→ SHORT PROBLEM: Give only the number of lines below that contain the word "connections".

→ SUPPLIED INFORMATION:
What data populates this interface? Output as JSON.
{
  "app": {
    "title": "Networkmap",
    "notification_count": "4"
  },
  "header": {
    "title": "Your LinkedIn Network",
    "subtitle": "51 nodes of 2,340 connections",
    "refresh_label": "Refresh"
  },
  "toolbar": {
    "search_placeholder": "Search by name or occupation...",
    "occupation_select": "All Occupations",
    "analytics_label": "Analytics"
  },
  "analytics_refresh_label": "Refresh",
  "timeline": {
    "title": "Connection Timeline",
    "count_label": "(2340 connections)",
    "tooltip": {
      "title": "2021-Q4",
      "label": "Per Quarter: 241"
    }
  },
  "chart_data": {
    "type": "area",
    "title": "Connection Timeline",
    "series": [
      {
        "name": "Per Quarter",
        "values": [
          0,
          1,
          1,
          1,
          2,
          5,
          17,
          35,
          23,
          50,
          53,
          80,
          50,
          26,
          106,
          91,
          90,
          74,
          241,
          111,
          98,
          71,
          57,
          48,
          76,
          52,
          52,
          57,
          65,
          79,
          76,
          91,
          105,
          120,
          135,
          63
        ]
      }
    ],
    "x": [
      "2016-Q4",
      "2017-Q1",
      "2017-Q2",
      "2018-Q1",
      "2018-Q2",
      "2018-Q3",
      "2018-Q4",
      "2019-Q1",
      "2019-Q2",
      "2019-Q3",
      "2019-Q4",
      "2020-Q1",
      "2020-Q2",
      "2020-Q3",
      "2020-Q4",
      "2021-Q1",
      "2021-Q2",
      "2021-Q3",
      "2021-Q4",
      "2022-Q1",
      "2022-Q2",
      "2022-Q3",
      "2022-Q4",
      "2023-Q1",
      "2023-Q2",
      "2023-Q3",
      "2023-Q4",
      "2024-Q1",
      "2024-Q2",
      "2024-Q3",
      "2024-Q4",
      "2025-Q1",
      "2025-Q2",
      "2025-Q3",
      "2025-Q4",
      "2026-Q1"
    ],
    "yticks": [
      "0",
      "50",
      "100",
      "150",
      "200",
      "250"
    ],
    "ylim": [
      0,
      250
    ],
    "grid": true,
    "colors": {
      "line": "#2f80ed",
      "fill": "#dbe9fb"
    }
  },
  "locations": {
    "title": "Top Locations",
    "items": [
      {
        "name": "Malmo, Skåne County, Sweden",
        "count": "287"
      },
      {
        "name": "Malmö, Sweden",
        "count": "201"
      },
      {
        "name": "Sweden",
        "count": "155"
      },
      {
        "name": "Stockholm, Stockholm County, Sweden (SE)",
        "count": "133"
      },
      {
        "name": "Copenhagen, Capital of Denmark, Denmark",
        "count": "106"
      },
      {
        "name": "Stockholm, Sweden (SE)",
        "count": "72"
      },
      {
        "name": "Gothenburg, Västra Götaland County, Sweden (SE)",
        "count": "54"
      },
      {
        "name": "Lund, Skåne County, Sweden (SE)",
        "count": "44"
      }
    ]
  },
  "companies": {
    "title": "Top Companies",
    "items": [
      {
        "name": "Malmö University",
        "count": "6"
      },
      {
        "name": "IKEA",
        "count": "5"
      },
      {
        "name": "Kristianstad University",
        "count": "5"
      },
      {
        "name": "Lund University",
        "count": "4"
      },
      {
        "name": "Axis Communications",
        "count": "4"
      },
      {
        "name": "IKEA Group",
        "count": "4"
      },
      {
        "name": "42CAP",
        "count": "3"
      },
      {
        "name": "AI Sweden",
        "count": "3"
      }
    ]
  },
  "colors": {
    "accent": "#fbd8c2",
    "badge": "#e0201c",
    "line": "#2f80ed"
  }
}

→ IN RESPONSE: 2